== Excerpted data ==
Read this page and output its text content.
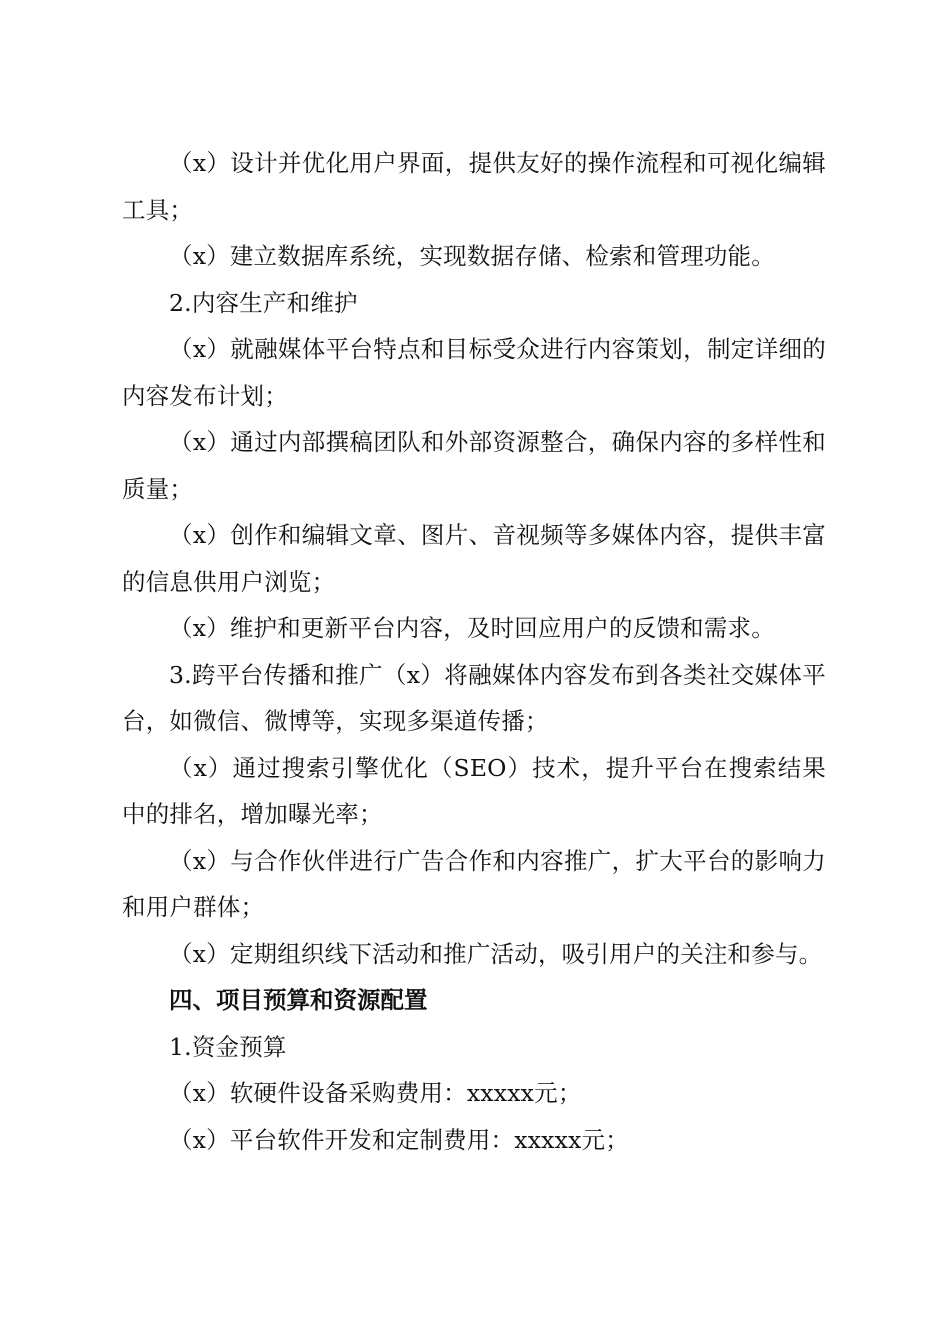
（x）设计并优化用户界面，提供友好的操作流程和可视化编辑工具；

（x）建立数据库系统，实现数据存储、检索和管理功能。

2.内容生产和维护

（x）就融媒体平台特点和目标受众进行内容策划，制定详细的内容发布计划；

（x）通过内部撰稿团队和外部资源整合，确保内容的多样性和质量；

（x）创作和编辑文章、图片、音视频等多媒体内容，提供丰富的信息供用户浏览；

（x）维护和更新平台内容，及时回应用户的反馈和需求。

3.跨平台传播和推广（x）将融媒体内容发布到各类社交媒体平台，如微信、微博等，实现多渠道传播；

（x）通过搜索引擎优化（SEO）技术，提升平台在搜索结果中的排名，增加曝光率；

（x）与合作伙伴进行广告合作和内容推广，扩大平台的影响力和用户群体；

（x）定期组织线下活动和推广活动，吸引用户的关注和参与。

四、项目预算和资源配置

1.资金预算

（x）软硬件设备采购费用：xxxxx元；

（x）平台软件开发和定制费用：xxxxx元；
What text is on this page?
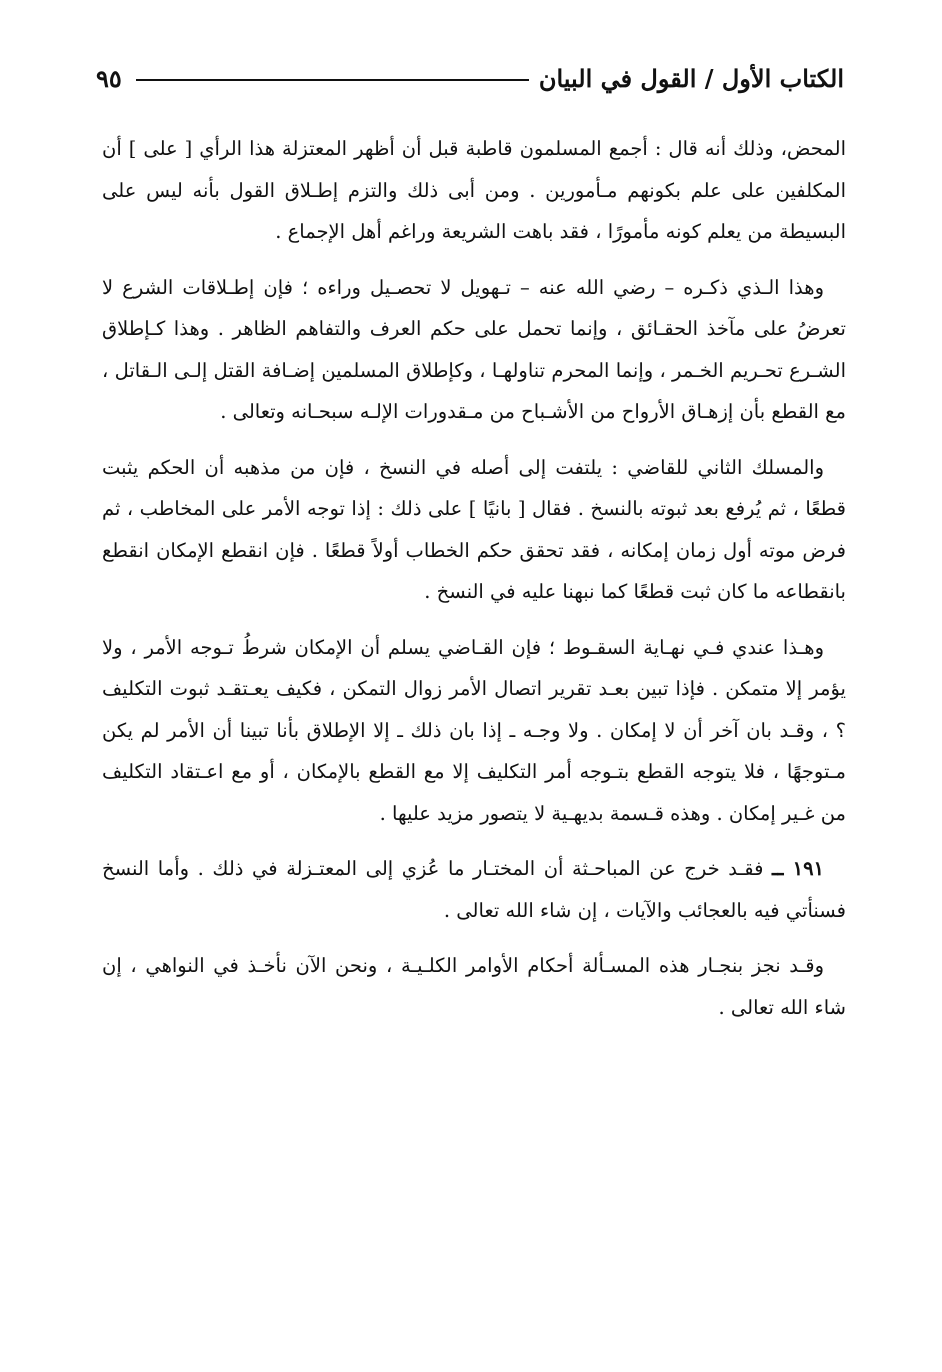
الكتاب الأول / القول في البيان
٩٥

المحض، وذلك أنه قال : أجمع المسلمون قاطبة قبل أن أظهر المعتزلة هذا الرأي [ على ] أن المكلفين على علم بكونهم مـأمورين . ومن أبى ذلك والتزم إطـلاق القول بأنه ليس على البسيطة من يعلم كونه مأمورًا ، فقد باهت الشريعة وراغم أهل الإجماع .

وهذا الـذي ذكـره – رضي الله عنه – تـهويل لا تحصـيل وراءه ؛ فإن إطـلاقات الشرع لا تعرضُ على مآخذ الحقـائق ، وإنما تحمل على حكم العرف والتفاهم الظاهر . وهذا كـإطلاق الشـرع تحـريم الخـمر ، وإنما المحرم تناولهـا ، وكإطلاق المسلمين إضـافة القتل إلـى الـقاتل ، مع القطع بأن إزهـاق الأرواح من الأشـباح من مـقدورات الإلـه سبحـانه وتعالى .

والمسلك الثاني للقاضي : يلتفت إلى أصله في النسخ ، فإن من مذهبه أن الحكم يثبت قطعًا ، ثم يُرفع بعد ثبوته بالنسخ . فقال [ بانيًا ] على ذلك : إذا توجه الأمر على المخاطب ، ثم فرض موته أول زمان إمكانه ، فقد تحقق حكم الخطاب أولاً قطعًا . فإن انقطع الإمكان انقطع بانقطاعه ما كان ثبت قطعًا كما نبهنا عليه في النسخ .

وهـذا عندي فـي نهـاية السقـوط ؛ فإن القـاضي يسلم أن الإمكان شرطُ تـوجه الأمر ، ولا يؤمر إلا متمكن . فإذا تبين بعـد تقرير اتصال الأمر زوال التمكن ، فكيف يعـتقـد ثبوت التكليف ؟ ، وقـد بان آخر أن لا إمكان . ولا وجـه ـ إذا بان ذلك ـ إلا الإطلاق بأنا تبينا أن الأمر لم يكن مـتوجهًا ، فلا يتوجه القطع بتـوجه أمر التكليف إلا مع القطع بالإمكان ، أو مع اعـتقاد التكليف من غـير إمكان . وهذه قـسمة بديهـية لا يتصور مزيد عليها .

١٩١ ــ فقـد خرج عن المباحـثة أن المختـار ما عُزي إلى المعتـزلة في ذلك . وأما النسخ فسنأتي فيه بالعجائب والآيات ، إن شاء الله تعالى .

وقـد نجز بنجـار هذه المسـألة أحكام الأوامر الكلـيـة ، ونحن الآن نأخـذ في النواهي ، إن شاء الله تعالى .
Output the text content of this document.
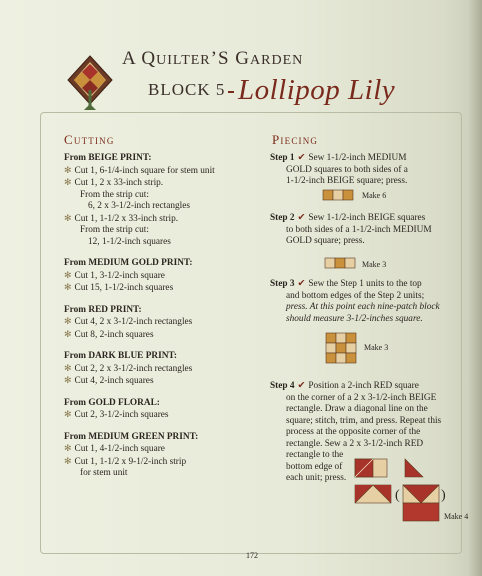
A QUILTER’S GARDEN
BLOCK 5 Lollipop Lily
Cutting
From BEIGE PRINT:
✻ Cut 1, 6-1/4-inch square for stem unit
✻ Cut 1, 2 x 33-inch strip.
From the strip cut:
6, 2 x 3-1/2-inch rectangles
✻ Cut 1, 1-1/2 x 33-inch strip.
From the strip cut:
12, 1-1/2-inch squares
From MEDIUM GOLD PRINT:
✻ Cut 1, 3-1/2-inch square
✻ Cut 15, 1-1/2-inch squares
From RED PRINT:
✻ Cut 4, 2 x 3-1/2-inch rectangles
✻ Cut 8, 2-inch squares
From DARK BLUE PRINT:
✻ Cut 2, 2 x 3-1/2-inch rectangles
✻ Cut 4, 2-inch squares
From GOLD FLORAL:
✻ Cut 2, 3-1/2-inch squares
From MEDIUM GREEN PRINT:
✻ Cut 1, 4-1/2-inch square
✻ Cut 1, 1-1/2 x 9-1/2-inch strip
for stem unit
Piecing
Step 1 ✔ Sew 1-1/2-inch MEDIUM
GOLD squares to both sides of a
1-1/2-inch BEIGE square; press.
Make 6
Step 2 ✔ Sew 1-1/2-inch BEIGE squares
to both sides of a 1-1/2-inch MEDIUM
GOLD square; press.
Make 3
Step 3 ✔ Sew the Step 1 units to the top
and bottom edges of the Step 2 units;
press. At this point each nine-patch block
should measure 3-1/2-inches square.
Make 3
Step 4 ✔ Position a 2-inch RED square
on the corner of a 2 x 3-1/2-inch BEIGE
rectangle. Draw a diagonal line on the
square; stitch, trim, and press. Repeat this
process at the opposite corner of the
rectangle. Sew a 2 x 3-1/2-inch RED
rectangle to the
bottom edge of
each unit; press.
(	)
Make 4
172
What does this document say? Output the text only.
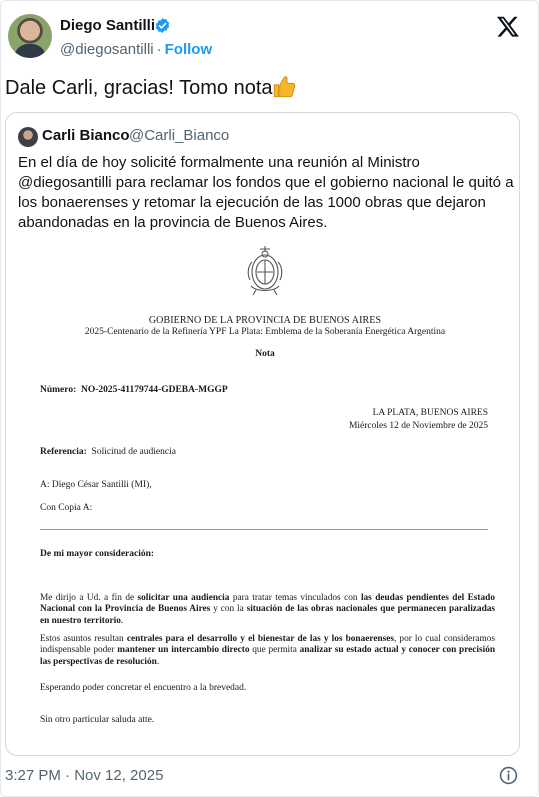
Diego Santilli
@diegosantilli · Follow
Dale Carli, gracias! Tomo nota
Carli Bianco @Carli_Bianco
En el día de hoy solicité formalmente una reunión al Ministro @diegosantilli para reclamar los fondos que el gobierno nacional le quitó a los bonaerenses y retomar la ejecución de las 1000 obras que dejaron abandonadas en la provincia de Buenos Aires.
GOBIERNO DE LA PROVINCIA DE BUENOS AIRES
2025-Centenario de la Refinería YPF La Plata: Emblema de la Soberanía Energética Argentina
Nota
Número: NO-2025-41179744-GDEBA-MGGP
LA PLATA, BUENOS AIRES
Miércoles 12 de Noviembre de 2025
Referencia: Solicitud de audiencia
A: Diego César Santilli (MI),
Con Copia A:
De mi mayor consideración:
Me dirijo a Ud. a fin de solicitar una audiencia para tratar temas vinculados con las deudas pendientes del Estado Nacional con la Provincia de Buenos Aires y con la situación de las obras nacionales que permanecen paralizadas en nuestro territorio.
Estos asuntos resultan centrales para el desarrollo y el bienestar de las y los bonaerenses, por lo cual consideramos indispensable poder mantener un intercambio directo que permita analizar su estado actual y conocer con precisión las perspectivas de resolución.
Esperando poder concretar el encuentro a la brevedad.
Sin otro particular saluda atte.
3:27 PM · Nov 12, 2025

== Exercise goal ==
Restate the listing above word for word, and skip the pictures.

== Solved exercise ==
Read this page and output its text content.
（x）设计并优化用户界面，提供友好的操作流程和可视化编辑工具；

（x）建立数据库系统，实现数据存储、检索和管理功能。

2.内容生产和维护

（x）就融媒体平台特点和目标受众进行内容策划，制定详细的内容发布计划；

（x）通过内部撰稿团队和外部资源整合，确保内容的多样性和质量；

（x）创作和编辑文章、图片、音视频等多媒体内容，提供丰富的信息供用户浏览；

（x）维护和更新平台内容，及时回应用户的反馈和需求。

3.跨平台传播和推广（x）将融媒体内容发布到各类社交媒体平台，如微信、微博等，实现多渠道传播；

（x）通过搜索引擎优化（SEO）技术，提升平台在搜索结果中的排名，增加曝光率；

（x）与合作伙伴进行广告合作和内容推广，扩大平台的影响力和用户群体；

（x）定期组织线下活动和推广活动，吸引用户的关注和参与。

四、项目预算和资源配置

1.资金预算

（x）软硬件设备采购费用：xxxxx元；

（x）平台软件开发和定制费用：xxxxx元；
What text is on this page?
الكتاب الأول / القول في البيان
٩٥

المحض، وذلك أنه قال : أجمع المسلمون قاطبة قبل أن أظهر المعتزلة هذا الرأي [ على ] أن المكلفين على علم بكونهم مـأمورين . ومن أبى ذلك والتزم إطـلاق القول بأنه ليس على البسيطة من يعلم كونه مأمورًا ، فقد باهت الشريعة وراغم أهل الإجماع .

وهذا الـذي ذكـره – رضي الله عنه – تـهويل لا تحصـيل وراءه ؛ فإن إطـلاقات الشرع لا تعرضُ على مآخذ الحقـائق ، وإنما تحمل على حكم العرف والتفاهم الظاهر . وهذا كـإطلاق الشـرع تحـريم الخـمر ، وإنما المحرم تناولهـا ، وكإطلاق المسلمين إضـافة القتل إلـى الـقاتل ، مع القطع بأن إزهـاق الأرواح من الأشـباح من مـقدورات الإلـه سبحـانه وتعالى .

والمسلك الثاني للقاضي : يلتفت إلى أصله في النسخ ، فإن من مذهبه أن الحكم يثبت قطعًا ، ثم يُرفع بعد ثبوته بالنسخ . فقال [ بانيًا ] على ذلك : إذا توجه الأمر على المخاطب ، ثم فرض موته أول زمان إمكانه ، فقد تحقق حكم الخطاب أولاً قطعًا . فإن انقطع الإمكان انقطع بانقطاعه ما كان ثبت قطعًا كما نبهنا عليه في النسخ .

وهـذا عندي فـي نهـاية السقـوط ؛ فإن القـاضي يسلم أن الإمكان شرطُ تـوجه الأمر ، ولا يؤمر إلا متمكن . فإذا تبين بعـد تقرير اتصال الأمر زوال التمكن ، فكيف يعـتقـد ثبوت التكليف ؟ ، وقـد بان آخر أن لا إمكان . ولا وجـه ـ إذا بان ذلك ـ إلا الإطلاق بأنا تبينا أن الأمر لم يكن مـتوجهًا ، فلا يتوجه القطع بتـوجه أمر التكليف إلا مع القطع بالإمكان ، أو مع اعـتقاد التكليف من غـير إمكان . وهذه قـسمة بديهـية لا يتصور مزيد عليها .

١٩١ ــ فقـد خرج عن المباحـثة أن المختـار ما عُزي إلى المعتـزلة في ذلك . وأما النسخ فسنأتي فيه بالعجائب والآيات ، إن شاء الله تعالى .

وقـد نجز بنجـار هذه المسـألة أحكام الأوامر الكلـيـة ، ونحن الآن نأخـذ في النواهي ، إن شاء الله تعالى .
Output the text content of this document.
A QUILTER’S GARDEN
BLOCK 5 Lollipop Lily
Cutting
From BEIGE PRINT:
✻ Cut 1, 6-1/4-inch square for stem unit
✻ Cut 1, 2 x 33-inch strip.
From the strip cut:
6, 2 x 3-1/2-inch rectangles
✻ Cut 1, 1-1/2 x 33-inch strip.
From the strip cut:
12, 1-1/2-inch squares
From MEDIUM GOLD PRINT:
✻ Cut 1, 3-1/2-inch square
✻ Cut 15, 1-1/2-inch squares
From RED PRINT:
✻ Cut 4, 2 x 3-1/2-inch rectangles
✻ Cut 8, 2-inch squares
From DARK BLUE PRINT:
✻ Cut 2, 2 x 3-1/2-inch rectangles
✻ Cut 4, 2-inch squares
From GOLD FLORAL:
✻ Cut 2, 3-1/2-inch squares
From MEDIUM GREEN PRINT:
✻ Cut 1, 4-1/2-inch square
✻ Cut 1, 1-1/2 x 9-1/2-inch strip
for stem unit
Piecing
Step 1 ✔ Sew 1-1/2-inch MEDIUM
GOLD squares to both sides of a
1-1/2-inch BEIGE square; press.
Make 6
Step 2 ✔ Sew 1-1/2-inch BEIGE squares
to both sides of a 1-1/2-inch MEDIUM
GOLD square; press.
Make 3
Step 3 ✔ Sew the Step 1 units to the top
and bottom edges of the Step 2 units;
press. At this point each nine-patch block
should measure 3-1/2-inches square.
Make 3
Step 4 ✔ Position a 2-inch RED square
on the corner of a 2 x 3-1/2-inch BEIGE
rectangle. Draw a diagonal line on the
square; stitch, trim, and press. Repeat this
process at the opposite corner of the
rectangle. Sew a 2 x 3-1/2-inch RED
rectangle to the
bottom edge of
each unit; press.
(	)
Make 4
172
What does this document say? Output the text only.
Diego Santilli
@diegosantilli · Follow
Dale Carli, gracias! Tomo nota
Carli Bianco @Carli_Bianco
En el día de hoy solicité formalmente una reunión al Ministro @diegosantilli para reclamar los fondos que el gobierno nacional le quitó a los bonaerenses y retomar la ejecución de las 1000 obras que dejaron abandonadas en la provincia de Buenos Aires.
GOBIERNO DE LA PROVINCIA DE BUENOS AIRES
2025-Centenario de la Refinería YPF La Plata: Emblema de la Soberanía Energética Argentina
Nota
Número: NO-2025-41179744-GDEBA-MGGP
LA PLATA, BUENOS AIRES
Miércoles 12 de Noviembre de 2025
Referencia: Solicitud de audiencia
A: Diego César Santilli (MI),
Con Copia A:
De mi mayor consideración:
Me dirijo a Ud. a fin de solicitar una audiencia para tratar temas vinculados con las deudas pendientes del Estado Nacional con la Provincia de Buenos Aires y con la situación de las obras nacionales que permanecen paralizadas en nuestro territorio.
Estos asuntos resultan centrales para el desarrollo y el bienestar de las y los bonaerenses, por lo cual consideramos indispensable poder mantener un intercambio directo que permita analizar su estado actual y conocer con precisión las perspectivas de resolución.
Esperando poder concretar el encuentro a la brevedad.
Sin otro particular saluda atte.
3:27 PM · Nov 12, 2025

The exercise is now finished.